Material shown:
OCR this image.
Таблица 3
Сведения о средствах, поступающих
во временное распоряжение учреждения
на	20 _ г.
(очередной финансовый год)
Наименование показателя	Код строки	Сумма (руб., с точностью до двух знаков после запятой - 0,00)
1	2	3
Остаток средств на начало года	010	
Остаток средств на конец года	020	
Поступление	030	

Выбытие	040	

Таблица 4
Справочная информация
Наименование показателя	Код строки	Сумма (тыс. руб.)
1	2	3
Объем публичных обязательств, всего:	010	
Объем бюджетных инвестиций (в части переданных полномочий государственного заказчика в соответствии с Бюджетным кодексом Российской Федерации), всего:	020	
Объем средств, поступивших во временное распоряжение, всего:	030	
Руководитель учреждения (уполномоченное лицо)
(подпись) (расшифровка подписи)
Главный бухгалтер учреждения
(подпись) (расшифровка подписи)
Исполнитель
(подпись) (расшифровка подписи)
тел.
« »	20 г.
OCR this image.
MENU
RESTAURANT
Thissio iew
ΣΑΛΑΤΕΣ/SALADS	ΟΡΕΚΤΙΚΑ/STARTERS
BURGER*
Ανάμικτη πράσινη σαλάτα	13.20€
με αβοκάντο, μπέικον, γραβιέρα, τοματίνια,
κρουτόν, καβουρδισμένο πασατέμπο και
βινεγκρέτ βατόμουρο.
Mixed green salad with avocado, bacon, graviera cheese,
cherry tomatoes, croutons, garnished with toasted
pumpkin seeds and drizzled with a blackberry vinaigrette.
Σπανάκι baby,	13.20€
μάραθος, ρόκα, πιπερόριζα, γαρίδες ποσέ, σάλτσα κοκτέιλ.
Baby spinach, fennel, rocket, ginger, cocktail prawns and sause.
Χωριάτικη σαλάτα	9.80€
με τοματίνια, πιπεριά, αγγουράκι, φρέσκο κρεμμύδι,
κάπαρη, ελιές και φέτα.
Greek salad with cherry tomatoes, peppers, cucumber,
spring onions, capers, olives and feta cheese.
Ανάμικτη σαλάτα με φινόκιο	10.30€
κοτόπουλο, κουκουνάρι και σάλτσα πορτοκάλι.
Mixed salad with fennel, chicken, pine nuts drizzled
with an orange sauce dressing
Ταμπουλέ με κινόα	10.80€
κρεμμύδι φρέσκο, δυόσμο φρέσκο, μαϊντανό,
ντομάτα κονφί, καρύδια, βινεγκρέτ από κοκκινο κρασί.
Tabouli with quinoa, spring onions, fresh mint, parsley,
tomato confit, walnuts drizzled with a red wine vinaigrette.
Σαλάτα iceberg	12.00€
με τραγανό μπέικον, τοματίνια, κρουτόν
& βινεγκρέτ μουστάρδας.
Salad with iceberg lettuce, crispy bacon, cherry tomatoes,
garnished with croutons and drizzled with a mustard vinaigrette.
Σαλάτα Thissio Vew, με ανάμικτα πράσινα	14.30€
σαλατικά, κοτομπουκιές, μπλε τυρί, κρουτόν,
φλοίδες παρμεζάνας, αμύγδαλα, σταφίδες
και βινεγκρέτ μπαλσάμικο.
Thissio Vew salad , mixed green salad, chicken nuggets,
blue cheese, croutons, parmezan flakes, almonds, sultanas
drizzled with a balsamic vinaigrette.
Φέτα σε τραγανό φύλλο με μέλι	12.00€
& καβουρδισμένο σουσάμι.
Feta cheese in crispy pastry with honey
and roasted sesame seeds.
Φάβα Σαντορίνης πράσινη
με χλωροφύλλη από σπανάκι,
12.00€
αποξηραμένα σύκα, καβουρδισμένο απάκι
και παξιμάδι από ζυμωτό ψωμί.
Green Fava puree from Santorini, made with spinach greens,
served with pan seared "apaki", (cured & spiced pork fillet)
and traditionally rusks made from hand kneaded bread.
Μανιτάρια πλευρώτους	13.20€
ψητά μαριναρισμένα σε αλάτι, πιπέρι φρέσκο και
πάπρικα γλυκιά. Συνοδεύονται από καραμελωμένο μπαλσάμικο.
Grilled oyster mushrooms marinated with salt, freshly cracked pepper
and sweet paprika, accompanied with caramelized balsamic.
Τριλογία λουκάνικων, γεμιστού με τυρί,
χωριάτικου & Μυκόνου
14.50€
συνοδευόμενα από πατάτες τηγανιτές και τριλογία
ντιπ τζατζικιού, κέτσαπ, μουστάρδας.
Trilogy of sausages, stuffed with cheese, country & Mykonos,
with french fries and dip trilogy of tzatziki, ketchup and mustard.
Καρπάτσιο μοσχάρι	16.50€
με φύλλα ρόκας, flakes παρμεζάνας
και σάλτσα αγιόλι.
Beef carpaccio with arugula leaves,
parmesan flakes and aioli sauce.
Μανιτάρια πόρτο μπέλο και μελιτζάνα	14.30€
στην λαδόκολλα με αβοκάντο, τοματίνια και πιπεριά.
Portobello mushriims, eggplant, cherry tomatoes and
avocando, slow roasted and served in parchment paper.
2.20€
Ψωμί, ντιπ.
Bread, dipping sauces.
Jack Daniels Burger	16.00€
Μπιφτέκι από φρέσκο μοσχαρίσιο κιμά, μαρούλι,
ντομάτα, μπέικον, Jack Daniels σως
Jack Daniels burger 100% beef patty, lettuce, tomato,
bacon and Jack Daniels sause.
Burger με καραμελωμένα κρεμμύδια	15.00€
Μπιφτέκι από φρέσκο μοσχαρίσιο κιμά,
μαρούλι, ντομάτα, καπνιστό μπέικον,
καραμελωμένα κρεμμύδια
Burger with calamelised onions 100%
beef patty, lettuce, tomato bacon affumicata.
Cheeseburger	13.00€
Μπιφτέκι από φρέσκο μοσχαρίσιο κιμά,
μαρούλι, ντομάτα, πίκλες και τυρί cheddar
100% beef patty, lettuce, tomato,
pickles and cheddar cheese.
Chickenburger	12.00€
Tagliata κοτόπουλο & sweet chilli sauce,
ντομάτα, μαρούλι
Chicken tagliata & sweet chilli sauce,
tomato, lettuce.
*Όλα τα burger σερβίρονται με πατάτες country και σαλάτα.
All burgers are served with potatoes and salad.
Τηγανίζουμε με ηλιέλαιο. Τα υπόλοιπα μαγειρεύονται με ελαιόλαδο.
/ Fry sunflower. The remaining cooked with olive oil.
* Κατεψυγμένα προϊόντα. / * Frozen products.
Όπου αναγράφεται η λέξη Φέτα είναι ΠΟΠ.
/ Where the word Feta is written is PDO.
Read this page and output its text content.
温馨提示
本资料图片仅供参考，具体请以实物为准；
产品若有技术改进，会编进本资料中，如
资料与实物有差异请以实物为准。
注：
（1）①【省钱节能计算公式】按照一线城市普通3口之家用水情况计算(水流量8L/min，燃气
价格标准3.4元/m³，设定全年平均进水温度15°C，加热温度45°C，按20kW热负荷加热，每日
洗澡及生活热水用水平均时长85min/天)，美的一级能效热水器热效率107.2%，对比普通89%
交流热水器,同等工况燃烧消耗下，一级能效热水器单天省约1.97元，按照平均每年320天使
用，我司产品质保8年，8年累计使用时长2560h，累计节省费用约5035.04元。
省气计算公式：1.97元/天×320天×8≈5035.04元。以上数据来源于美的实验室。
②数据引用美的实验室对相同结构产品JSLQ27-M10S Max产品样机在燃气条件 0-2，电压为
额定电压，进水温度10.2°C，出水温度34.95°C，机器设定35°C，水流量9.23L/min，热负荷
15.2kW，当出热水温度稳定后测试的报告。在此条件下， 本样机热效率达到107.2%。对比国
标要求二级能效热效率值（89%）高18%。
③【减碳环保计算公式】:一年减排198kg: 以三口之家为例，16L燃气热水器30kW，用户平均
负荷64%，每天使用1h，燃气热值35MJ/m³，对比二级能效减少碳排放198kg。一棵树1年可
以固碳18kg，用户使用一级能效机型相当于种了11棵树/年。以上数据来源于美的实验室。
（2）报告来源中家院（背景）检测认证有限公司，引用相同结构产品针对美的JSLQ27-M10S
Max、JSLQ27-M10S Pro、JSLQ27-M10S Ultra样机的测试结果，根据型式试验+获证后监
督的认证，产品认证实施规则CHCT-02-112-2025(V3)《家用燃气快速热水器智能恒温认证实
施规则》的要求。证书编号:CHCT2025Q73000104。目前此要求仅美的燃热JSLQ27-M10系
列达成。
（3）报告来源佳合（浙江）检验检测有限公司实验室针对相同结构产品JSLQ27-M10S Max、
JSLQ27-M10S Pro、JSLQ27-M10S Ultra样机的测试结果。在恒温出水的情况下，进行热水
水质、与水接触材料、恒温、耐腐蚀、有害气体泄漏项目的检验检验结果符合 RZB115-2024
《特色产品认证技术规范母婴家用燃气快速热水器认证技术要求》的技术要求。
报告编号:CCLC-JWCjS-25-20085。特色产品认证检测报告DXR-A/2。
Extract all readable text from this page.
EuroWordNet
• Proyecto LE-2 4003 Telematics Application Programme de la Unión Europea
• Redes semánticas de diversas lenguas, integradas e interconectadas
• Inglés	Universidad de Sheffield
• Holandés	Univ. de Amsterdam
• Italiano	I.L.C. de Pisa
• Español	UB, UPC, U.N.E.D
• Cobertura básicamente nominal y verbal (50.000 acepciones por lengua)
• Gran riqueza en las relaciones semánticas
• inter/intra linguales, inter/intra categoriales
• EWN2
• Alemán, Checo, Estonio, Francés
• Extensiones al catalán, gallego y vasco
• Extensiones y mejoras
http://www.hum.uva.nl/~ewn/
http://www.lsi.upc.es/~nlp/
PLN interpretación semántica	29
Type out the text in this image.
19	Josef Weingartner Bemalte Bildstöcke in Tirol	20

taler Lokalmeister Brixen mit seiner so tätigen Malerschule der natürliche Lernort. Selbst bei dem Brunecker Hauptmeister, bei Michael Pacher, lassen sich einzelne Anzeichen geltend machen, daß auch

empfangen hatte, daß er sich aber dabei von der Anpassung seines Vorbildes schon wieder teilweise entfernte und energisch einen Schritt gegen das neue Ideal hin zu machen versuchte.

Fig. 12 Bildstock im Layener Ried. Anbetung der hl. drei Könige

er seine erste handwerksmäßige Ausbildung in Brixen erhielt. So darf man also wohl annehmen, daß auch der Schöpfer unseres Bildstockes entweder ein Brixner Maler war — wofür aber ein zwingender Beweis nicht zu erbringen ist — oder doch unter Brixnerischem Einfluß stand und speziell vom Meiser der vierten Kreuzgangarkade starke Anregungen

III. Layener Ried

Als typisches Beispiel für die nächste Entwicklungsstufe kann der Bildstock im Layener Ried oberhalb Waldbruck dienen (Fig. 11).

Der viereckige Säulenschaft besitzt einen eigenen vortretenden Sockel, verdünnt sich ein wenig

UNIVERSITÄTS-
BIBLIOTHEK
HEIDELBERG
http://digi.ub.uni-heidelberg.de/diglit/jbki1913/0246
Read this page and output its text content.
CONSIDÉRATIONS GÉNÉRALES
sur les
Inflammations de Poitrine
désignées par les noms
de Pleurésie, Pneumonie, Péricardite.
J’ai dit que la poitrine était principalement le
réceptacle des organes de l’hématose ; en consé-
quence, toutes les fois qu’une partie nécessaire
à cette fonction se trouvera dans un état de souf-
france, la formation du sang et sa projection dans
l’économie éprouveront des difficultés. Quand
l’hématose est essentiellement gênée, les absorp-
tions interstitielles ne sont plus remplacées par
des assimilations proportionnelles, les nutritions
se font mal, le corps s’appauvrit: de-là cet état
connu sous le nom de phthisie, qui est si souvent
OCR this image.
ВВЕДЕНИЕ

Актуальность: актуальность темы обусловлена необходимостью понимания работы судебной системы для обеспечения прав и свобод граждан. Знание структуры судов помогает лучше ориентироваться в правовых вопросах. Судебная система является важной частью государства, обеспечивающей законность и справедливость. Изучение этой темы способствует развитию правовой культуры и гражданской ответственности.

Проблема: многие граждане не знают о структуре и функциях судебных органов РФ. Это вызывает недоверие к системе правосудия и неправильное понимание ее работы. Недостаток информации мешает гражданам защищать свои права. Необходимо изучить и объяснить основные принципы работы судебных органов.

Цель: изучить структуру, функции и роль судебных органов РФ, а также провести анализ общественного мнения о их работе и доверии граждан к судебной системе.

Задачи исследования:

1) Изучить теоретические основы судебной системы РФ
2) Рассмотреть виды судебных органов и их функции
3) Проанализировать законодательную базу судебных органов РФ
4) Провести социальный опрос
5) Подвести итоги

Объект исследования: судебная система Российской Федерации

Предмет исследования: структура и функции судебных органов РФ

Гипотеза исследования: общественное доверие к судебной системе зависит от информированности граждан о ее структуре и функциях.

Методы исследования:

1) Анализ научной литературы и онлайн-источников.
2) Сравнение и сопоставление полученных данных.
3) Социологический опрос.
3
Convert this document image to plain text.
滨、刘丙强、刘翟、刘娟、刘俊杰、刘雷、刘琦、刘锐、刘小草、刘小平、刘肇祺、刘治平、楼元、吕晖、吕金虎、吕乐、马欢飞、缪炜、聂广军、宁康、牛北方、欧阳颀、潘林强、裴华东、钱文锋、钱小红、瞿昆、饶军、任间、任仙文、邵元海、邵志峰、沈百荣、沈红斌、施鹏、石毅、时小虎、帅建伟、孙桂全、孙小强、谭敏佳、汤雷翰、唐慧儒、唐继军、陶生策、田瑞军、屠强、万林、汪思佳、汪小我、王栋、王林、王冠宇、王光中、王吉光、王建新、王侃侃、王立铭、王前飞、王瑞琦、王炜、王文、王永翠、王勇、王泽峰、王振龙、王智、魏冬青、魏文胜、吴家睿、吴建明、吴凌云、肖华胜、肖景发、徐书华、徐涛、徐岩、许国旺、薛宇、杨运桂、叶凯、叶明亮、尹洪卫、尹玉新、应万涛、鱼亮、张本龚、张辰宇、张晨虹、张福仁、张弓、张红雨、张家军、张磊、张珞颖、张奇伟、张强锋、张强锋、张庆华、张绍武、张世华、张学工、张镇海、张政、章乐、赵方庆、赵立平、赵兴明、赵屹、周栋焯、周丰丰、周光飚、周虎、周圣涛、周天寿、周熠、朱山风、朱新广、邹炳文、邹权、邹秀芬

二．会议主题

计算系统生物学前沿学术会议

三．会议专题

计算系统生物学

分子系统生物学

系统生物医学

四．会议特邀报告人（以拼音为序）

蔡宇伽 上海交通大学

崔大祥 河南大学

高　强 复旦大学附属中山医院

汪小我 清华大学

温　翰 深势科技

Written task: Look through the entries above and report each line where the string "φρέσκο" occurs.

Full response:
με τοματίνια, πιπεριά, αγγουράκι, φρέσκο κρεμμύδι,
κρεμμύδι φρέσκο, δυόσμο φρέσκο, μαϊντανό,
ψητά μαριναρισμένα σε αλάτι, πιπέρι φρέσκο και
Μπιφτέκι από φρέσκο μοσχαρίσιο κιμά, μαρούλι,
Μπιφτέκι από φρέσκο μοσχαρίσιο κιμά,
Μπιφτέκι από φρέσκο μοσχαρίσιο κιμά,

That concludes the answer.